(GIVEN EXERCISE): All the data must come back unchanged, except that pictures are left out.

(Stored data):
========================

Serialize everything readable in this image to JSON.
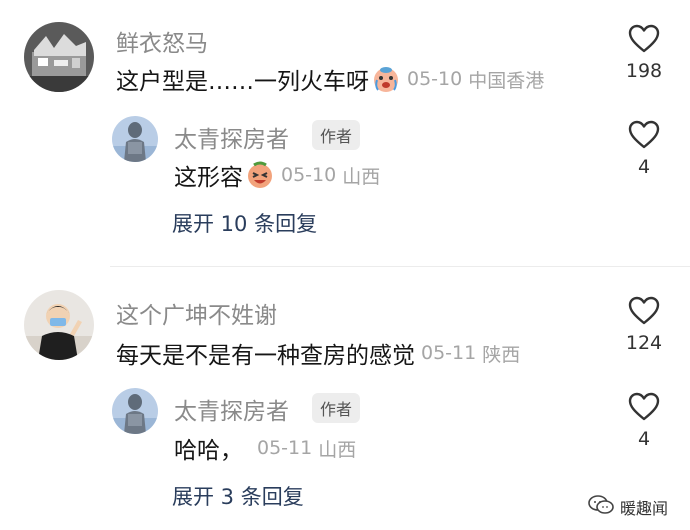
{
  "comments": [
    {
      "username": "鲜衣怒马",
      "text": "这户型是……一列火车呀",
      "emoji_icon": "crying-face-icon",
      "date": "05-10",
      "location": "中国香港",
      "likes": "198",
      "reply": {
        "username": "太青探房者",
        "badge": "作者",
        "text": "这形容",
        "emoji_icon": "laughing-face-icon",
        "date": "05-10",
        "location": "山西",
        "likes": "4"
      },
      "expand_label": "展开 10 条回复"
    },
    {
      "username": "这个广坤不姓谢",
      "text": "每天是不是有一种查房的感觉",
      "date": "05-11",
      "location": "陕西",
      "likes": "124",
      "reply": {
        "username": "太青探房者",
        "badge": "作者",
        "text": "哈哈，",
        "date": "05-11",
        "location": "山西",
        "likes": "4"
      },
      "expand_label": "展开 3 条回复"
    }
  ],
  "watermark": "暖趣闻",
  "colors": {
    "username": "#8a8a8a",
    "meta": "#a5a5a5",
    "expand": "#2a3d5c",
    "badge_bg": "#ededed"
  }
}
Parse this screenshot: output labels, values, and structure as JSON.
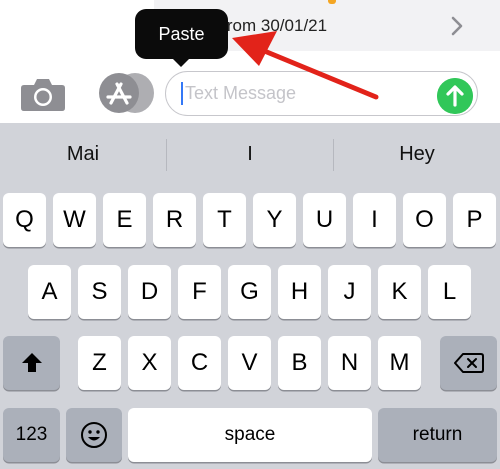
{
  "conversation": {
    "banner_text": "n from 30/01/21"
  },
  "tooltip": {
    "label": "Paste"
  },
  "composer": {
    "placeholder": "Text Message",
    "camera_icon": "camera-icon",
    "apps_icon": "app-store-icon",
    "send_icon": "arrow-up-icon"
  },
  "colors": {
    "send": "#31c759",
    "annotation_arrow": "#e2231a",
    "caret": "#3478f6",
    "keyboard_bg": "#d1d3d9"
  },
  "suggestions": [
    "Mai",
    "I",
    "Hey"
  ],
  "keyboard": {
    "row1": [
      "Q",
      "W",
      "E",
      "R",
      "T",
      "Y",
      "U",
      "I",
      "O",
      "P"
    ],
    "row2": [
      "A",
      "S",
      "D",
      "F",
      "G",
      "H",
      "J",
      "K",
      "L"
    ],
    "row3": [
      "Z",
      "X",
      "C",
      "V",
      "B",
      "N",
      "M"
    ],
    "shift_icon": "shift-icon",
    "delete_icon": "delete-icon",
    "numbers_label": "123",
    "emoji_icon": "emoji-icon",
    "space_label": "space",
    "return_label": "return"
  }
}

========================

(WRITTEN ANSWER):
Serialize everything readable in this image to JSON.
{
  "comments": [
    {
      "username": "鲜衣怒马",
      "text": "这户型是……一列火车呀",
      "emoji_icon": "crying-face-icon",
      "date": "05-10",
      "location": "中国香港",
      "likes": "198",
      "reply": {
        "username": "太青探房者",
        "badge": "作者",
        "text": "这形容",
        "emoji_icon": "laughing-face-icon",
        "date": "05-10",
        "location": "山西",
        "likes": "4"
      },
      "expand_label": "展开 10 条回复"
    },
    {
      "username": "这个广坤不姓谢",
      "text": "每天是不是有一种查房的感觉",
      "date": "05-11",
      "location": "陕西",
      "likes": "124",
      "reply": {
        "username": "太青探房者",
        "badge": "作者",
        "text": "哈哈，",
        "date": "05-11",
        "location": "山西",
        "likes": "4"
      },
      "expand_label": "展开 3 条回复"
    }
  ],
  "watermark": "暖趣闻",
  "colors": {
    "username": "#8a8a8a",
    "meta": "#a5a5a5",
    "expand": "#2a3d5c",
    "badge_bg": "#ededed"
  }
}
Parse this screenshot: output labels, values, and structure as JSON.
{
  "conversation": {
    "banner_text": "n from 30/01/21"
  },
  "tooltip": {
    "label": "Paste"
  },
  "composer": {
    "placeholder": "Text Message",
    "camera_icon": "camera-icon",
    "apps_icon": "app-store-icon",
    "send_icon": "arrow-up-icon"
  },
  "colors": {
    "send": "#31c759",
    "annotation_arrow": "#e2231a",
    "caret": "#3478f6",
    "keyboard_bg": "#d1d3d9"
  },
  "suggestions": [
    "Mai",
    "I",
    "Hey"
  ],
  "keyboard": {
    "row1": [
      "Q",
      "W",
      "E",
      "R",
      "T",
      "Y",
      "U",
      "I",
      "O",
      "P"
    ],
    "row2": [
      "A",
      "S",
      "D",
      "F",
      "G",
      "H",
      "J",
      "K",
      "L"
    ],
    "row3": [
      "Z",
      "X",
      "C",
      "V",
      "B",
      "N",
      "M"
    ],
    "shift_icon": "shift-icon",
    "delete_icon": "delete-icon",
    "numbers_label": "123",
    "emoji_icon": "emoji-icon",
    "space_label": "space",
    "return_label": "return"
  }
}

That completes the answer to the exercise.